#### DOCUMENT SECTION ####
ADS and benchmark data alignment

The methodology was designed according to the RAVE checklist (Scanlon et al. Citation2024b) and was implemented in four main steps that are shown in . First, raw data was extracted from a variety of available data sources. Next the mileage and crash data from the benchmark and ADS crash data sources were aligned to maximize comparability. Specifically, the mileage and crash benchmark data was restricted to passenger vehicles and surface streets, and dynamic spatial adjustments were performed to make the benchmarking driving distribution representative of the ADS driving. Crash rates were generated by both crash types and various outcome levels. Statistical testing was then used to evaluate the meaningfulness of any observed differences in crash rates.

Figure 1. Data process methodology for ADS and benchmark comparison.

Figure 1. Data process methodology for ADS and benchmark comparison.

This study compared crash rates for Waymo’s RO service derived from the NHTSA SGO and self-reported mileage by Waymo to human benchmarks derived from crash and Vehicle Miles Traveled (VMT) databases maintained by the states of California, Arizona, and Texas. A full listing of these databases relied upon can be found in . Details of the data sources are in the Supplementary Appendix.

Table 1. Data sources relied upon in the current study.

Data alignment promotes comparability between datasets. This is sometimes referred to colloquially as making an “apples-to-apples” comparison (Scanlon et al. Citation2024b). This study performed alignment along four main dimensions known to influence crash risk, including (1) vehicle type, (2) road type, and (3) spatial driving distribution. Vehicle type and road type were accounted for through subselection. A dynamic benchmarking routine previously developed by Chen et al. (Citation2024) was used to adjust for crash risk by where within their deployed geographic regions the ADS operated.
####
SET TASKS ▸
**A)** Rewrite the passage on ADS and benchmark data alignment from "Data alignment promotes" to "the ADS operated.", changing "subselection" to "filtering".
**B)** In the passage on ADS and benchmark data alignment, which states maintain the crash and VMT databases used for the human benchmarks?
The lines that come next have no connection to the passage on ADS and benchmark data alignment.
#### DATA EXCERPT ####
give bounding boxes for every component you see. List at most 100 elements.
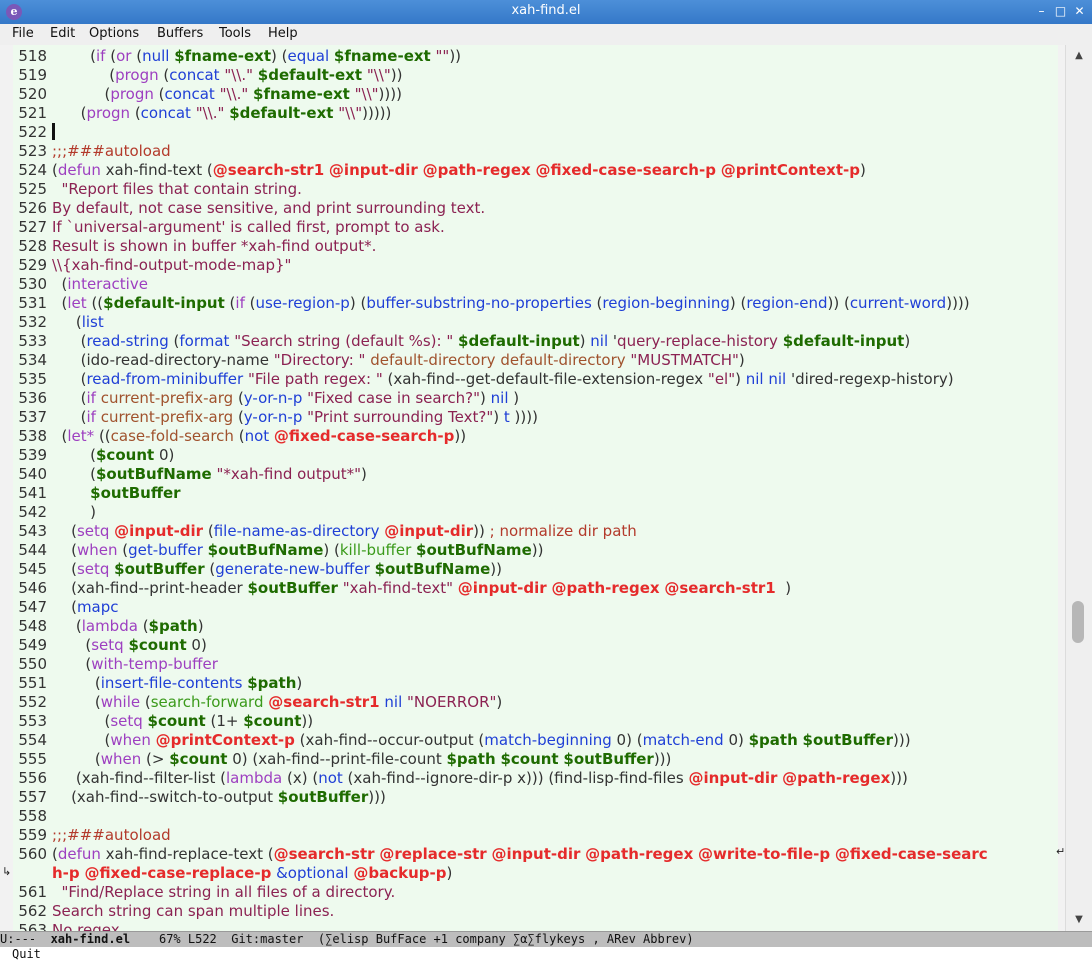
####
PER-TASK ANSWERS ▸
**A)**
Data alignment promotes comparability between datasets. This is sometimes referred to colloquially as making an “apples-to-apples” comparison (Scanlon et al. Citation2024b). This study performed alignment along four main dimensions known to influence crash risk, including (1) vehicle type, (2) road type, and (3) spatial driving distribution. Vehicle type and road type were accounted for through filtering. A dynamic benchmarking routine previously developed by Chen et al. (Citation2024) was used to adjust for crash risk by where within their deployed geographic regions the ADS operated.

**B)** California, Arizona, and Texas.